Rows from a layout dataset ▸
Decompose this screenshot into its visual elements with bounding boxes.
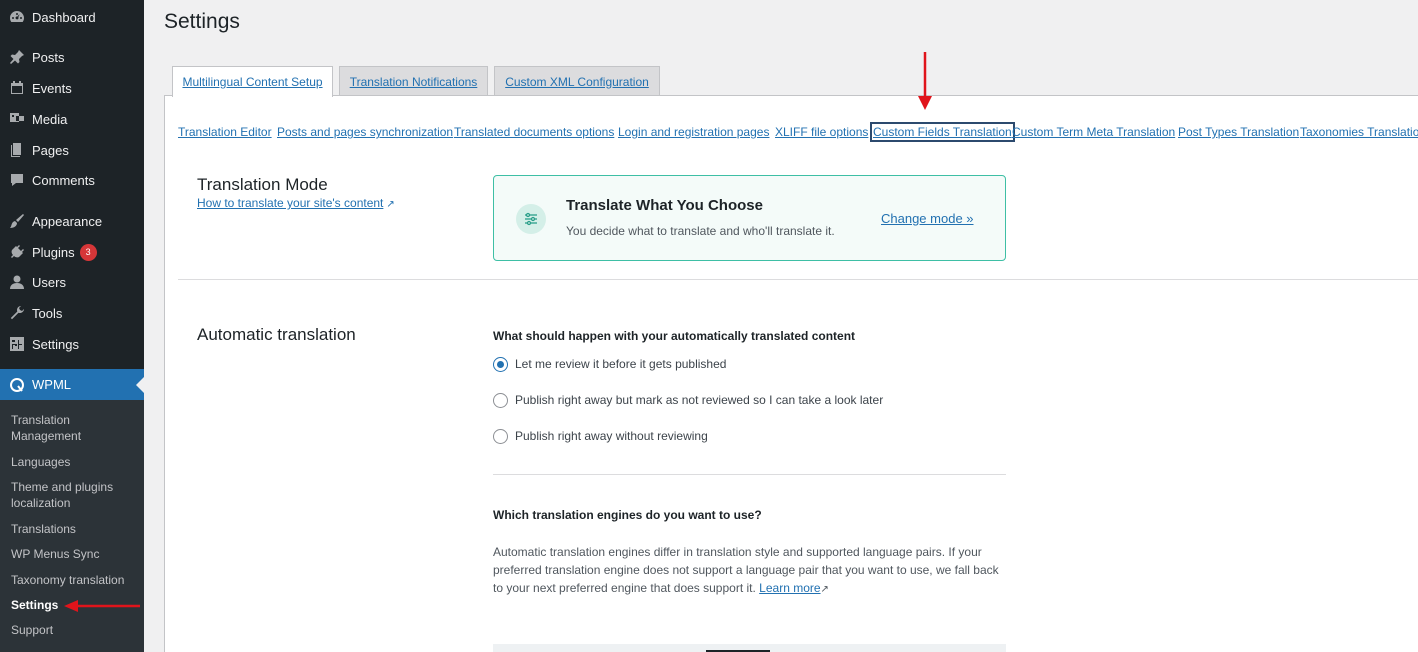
mode-description: You decide what to translate and who'll … [566, 224, 835, 238]
sidebar-item-label: WPML [32, 377, 71, 392]
dashboard-icon [9, 9, 25, 25]
help-link-text: How to translate your site's content [197, 196, 384, 210]
engines-table [493, 644, 1006, 652]
brush-icon [9, 213, 25, 229]
sidebar-item-plugins[interactable]: Plugins 3 [0, 237, 144, 267]
wrench-icon [9, 305, 25, 321]
media-icon [9, 111, 25, 127]
radio-button[interactable] [493, 356, 508, 372]
subnav-custom-fields-translation[interactable]: Custom Fields Translation [870, 122, 1015, 142]
sidebar-item-dashboard[interactable]: Dashboard [0, 2, 144, 32]
submenu-item-wp-menus-sync[interactable]: WP Menus Sync [11, 546, 136, 562]
subnav-taxonomies[interactable]: Taxonomies Translation [1300, 124, 1418, 140]
sidebar-item-pages[interactable]: Pages [0, 135, 144, 165]
learn-more-text: Learn more [759, 581, 821, 595]
subnav-translated-documents[interactable]: Translated documents options [454, 124, 614, 140]
sidebar-item-wpml[interactable]: WPML [0, 369, 144, 400]
annotation-arrow-left [64, 600, 140, 612]
sidebar-item-posts[interactable]: Posts [0, 42, 144, 72]
sidebar-item-label: Events [32, 80, 72, 96]
radio-publish-without-review[interactable]: Publish right away without reviewing [493, 428, 708, 444]
update-count-badge: 3 [79, 243, 97, 261]
sidebar-item-label: Comments [32, 172, 95, 188]
subnav-translation-editor[interactable]: Translation Editor [178, 124, 272, 140]
sidebar-item-label: Tools [32, 305, 63, 321]
sidebar-item-events[interactable]: Events [0, 73, 144, 103]
sidebar-item-label: Appearance [32, 213, 103, 229]
translation-mode-heading: Translation Mode [197, 175, 328, 194]
wpml-submenu: Translation Management Languages Theme a… [0, 400, 144, 652]
sidebar-item-label: Settings [32, 336, 79, 352]
engines-description-text: Automatic translation engines differ in … [493, 545, 999, 595]
radio-button[interactable] [493, 392, 508, 408]
sidebar-item-users[interactable]: Users [0, 267, 144, 297]
engines-question: Which translation engines do you want to… [493, 508, 762, 522]
sidebar-item-label: Pages [32, 142, 69, 158]
sidebar-item-media[interactable]: Media [0, 104, 144, 134]
user-icon [9, 274, 25, 290]
engines-description: Automatic translation engines differ in … [493, 543, 1008, 599]
sidebar-item-comments[interactable]: Comments [0, 165, 144, 195]
submenu-item-taxonomy-translation[interactable]: Taxonomy translation [11, 572, 136, 588]
radio-review-before-publish[interactable]: Let me review it before it gets publishe… [493, 356, 726, 372]
mode-title: Translate What You Choose [566, 197, 763, 214]
admin-sidebar: Dashboard Posts Events Media Pages Comme… [0, 0, 144, 652]
tab-multilingual-content-setup[interactable]: Multilingual Content Setup [172, 66, 333, 97]
page-title: Settings [164, 10, 240, 33]
submenu-item-support[interactable]: Support [11, 622, 136, 638]
sidebar-item-label: Posts [32, 49, 65, 65]
radio-label: Publish right away without reviewing [515, 429, 708, 443]
sidebar-item-tools[interactable]: Tools [0, 298, 144, 328]
section-divider [178, 279, 1418, 280]
translation-mode-card: Translate What You Choose You decide wha… [493, 175, 1006, 261]
submenu-item-translations[interactable]: Translations [11, 521, 136, 537]
sidebar-item-appearance[interactable]: Appearance [0, 206, 144, 236]
sliders-icon [516, 204, 546, 234]
submenu-item-languages[interactable]: Languages [11, 454, 136, 470]
change-mode-link[interactable]: Change mode » [881, 211, 974, 226]
learn-more-link[interactable]: Learn more [759, 581, 820, 595]
radio-button[interactable] [493, 428, 508, 444]
sidebar-item-settings[interactable]: Settings [0, 329, 144, 359]
pages-icon [9, 142, 25, 158]
radio-publish-mark-unreviewed[interactable]: Publish right away but mark as not revie… [493, 392, 883, 408]
comment-icon [9, 172, 25, 188]
annotation-arrow-down [918, 52, 932, 110]
review-question: What should happen with your automatical… [493, 329, 856, 343]
external-link-icon: ↗ [386, 199, 395, 210]
tab-translation-notifications[interactable]: Translation Notifications [339, 66, 488, 96]
options-divider [493, 474, 1006, 475]
radio-label: Let me review it before it gets publishe… [515, 357, 727, 371]
sidebar-item-label: Plugins [32, 244, 75, 260]
wpml-icon [9, 377, 25, 393]
submenu-item-theme-plugins-localization[interactable]: Theme and plugins localization [11, 479, 136, 511]
subnav-post-types[interactable]: Post Types Translation [1178, 124, 1299, 140]
current-menu-caret [136, 377, 144, 393]
subnav-xliff-options[interactable]: XLIFF file options [775, 124, 868, 140]
sidebar-item-label: Dashboard [32, 9, 96, 25]
sidebar-item-label: Media [32, 111, 68, 127]
pin-icon [9, 49, 25, 65]
submenu-item-translation-management[interactable]: Translation Management [11, 412, 136, 444]
settings-icon [9, 336, 25, 352]
external-link-icon: ↗ [820, 584, 829, 595]
translate-help-link[interactable]: How to translate your site's content ↗ [197, 196, 395, 210]
radio-label: Publish right away but mark as not revie… [515, 393, 884, 407]
subnav-posts-pages-sync[interactable]: Posts and pages synchronization [277, 124, 453, 140]
sidebar-item-label: Users [32, 274, 66, 290]
tab-custom-xml-configuration[interactable]: Custom XML Configuration [494, 66, 660, 96]
subnav-custom-term-meta[interactable]: Custom Term Meta Translation [1012, 124, 1175, 140]
plugin-icon [9, 244, 25, 260]
calendar-icon [9, 80, 25, 96]
subnav-login-registration[interactable]: Login and registration pages [618, 124, 769, 140]
automatic-translation-heading: Automatic translation [197, 325, 356, 344]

THE PROBLEM ▸
Repeat these lines of the listing word for word, beginning at the line that contains "mode-description: You decide" and stopping after the line that contains "sidebar-item-wpml[interactable]: WPML [0, 369, 144, 400]".

SOLUTION TO THIS PROBLEM ▸
mode-description: You decide what to translate and who'll … [566, 224, 835, 238]
sidebar-item-label: WPML [32, 377, 71, 392]
dashboard-icon [9, 9, 25, 25]
help-link-text: How to translate your site's content [197, 196, 384, 210]
engines-table [493, 644, 1006, 652]
brush-icon [9, 213, 25, 229]
sidebar-item-plugins[interactable]: Plugins 3 [0, 237, 144, 267]
wrench-icon [9, 305, 25, 321]
media-icon [9, 111, 25, 127]
radio-button[interactable] [493, 356, 508, 372]
subnav-custom-fields-translation[interactable]: Custom Fields Translation [870, 122, 1015, 142]
sidebar-item-dashboard[interactable]: Dashboard [0, 2, 144, 32]
submenu-item-wp-menus-sync[interactable]: WP Menus Sync [11, 546, 136, 562]
subnav-taxonomies[interactable]: Taxonomies Translation [1300, 124, 1418, 140]
sidebar-item-pages[interactable]: Pages [0, 135, 144, 165]
learn-more-text: Learn more [759, 581, 821, 595]
subnav-translated-documents[interactable]: Translated documents options [454, 124, 614, 140]
sidebar-item-wpml[interactable]: WPML [0, 369, 144, 400]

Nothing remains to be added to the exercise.